Given task> For each line that holds "элементов", copy the line out.

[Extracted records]
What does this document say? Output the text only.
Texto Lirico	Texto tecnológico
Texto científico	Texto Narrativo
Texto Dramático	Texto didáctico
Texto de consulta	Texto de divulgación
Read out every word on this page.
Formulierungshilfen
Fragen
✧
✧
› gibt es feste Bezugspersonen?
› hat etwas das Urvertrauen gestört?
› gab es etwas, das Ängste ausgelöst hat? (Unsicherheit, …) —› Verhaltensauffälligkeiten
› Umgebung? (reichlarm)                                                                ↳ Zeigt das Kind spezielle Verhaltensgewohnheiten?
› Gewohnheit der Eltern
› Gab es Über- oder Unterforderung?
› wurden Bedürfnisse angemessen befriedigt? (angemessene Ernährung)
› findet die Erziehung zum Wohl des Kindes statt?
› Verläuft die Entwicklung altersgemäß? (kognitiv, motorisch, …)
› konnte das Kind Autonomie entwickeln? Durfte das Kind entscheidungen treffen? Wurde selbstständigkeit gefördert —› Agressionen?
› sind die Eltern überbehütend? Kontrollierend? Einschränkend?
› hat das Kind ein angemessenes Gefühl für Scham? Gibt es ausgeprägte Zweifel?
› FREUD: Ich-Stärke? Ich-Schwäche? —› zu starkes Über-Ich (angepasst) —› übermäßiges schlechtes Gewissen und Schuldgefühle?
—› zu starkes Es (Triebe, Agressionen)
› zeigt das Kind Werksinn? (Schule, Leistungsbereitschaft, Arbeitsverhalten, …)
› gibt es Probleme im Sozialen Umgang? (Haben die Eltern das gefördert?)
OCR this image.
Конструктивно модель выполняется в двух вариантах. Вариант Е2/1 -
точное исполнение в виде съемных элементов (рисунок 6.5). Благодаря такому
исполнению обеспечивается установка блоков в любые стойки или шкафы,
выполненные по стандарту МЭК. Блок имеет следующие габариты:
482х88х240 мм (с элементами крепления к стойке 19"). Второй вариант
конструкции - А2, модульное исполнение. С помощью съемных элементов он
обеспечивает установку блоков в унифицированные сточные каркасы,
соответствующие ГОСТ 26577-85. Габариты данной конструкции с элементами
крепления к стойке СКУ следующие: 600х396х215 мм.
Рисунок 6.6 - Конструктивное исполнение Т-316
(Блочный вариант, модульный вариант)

Reply to the task>
точное исполнение в виде съемных элементов (рисунок 6.5). Благодаря такому
конструкции - А2, модульное исполнение. С помощью съемных элементов он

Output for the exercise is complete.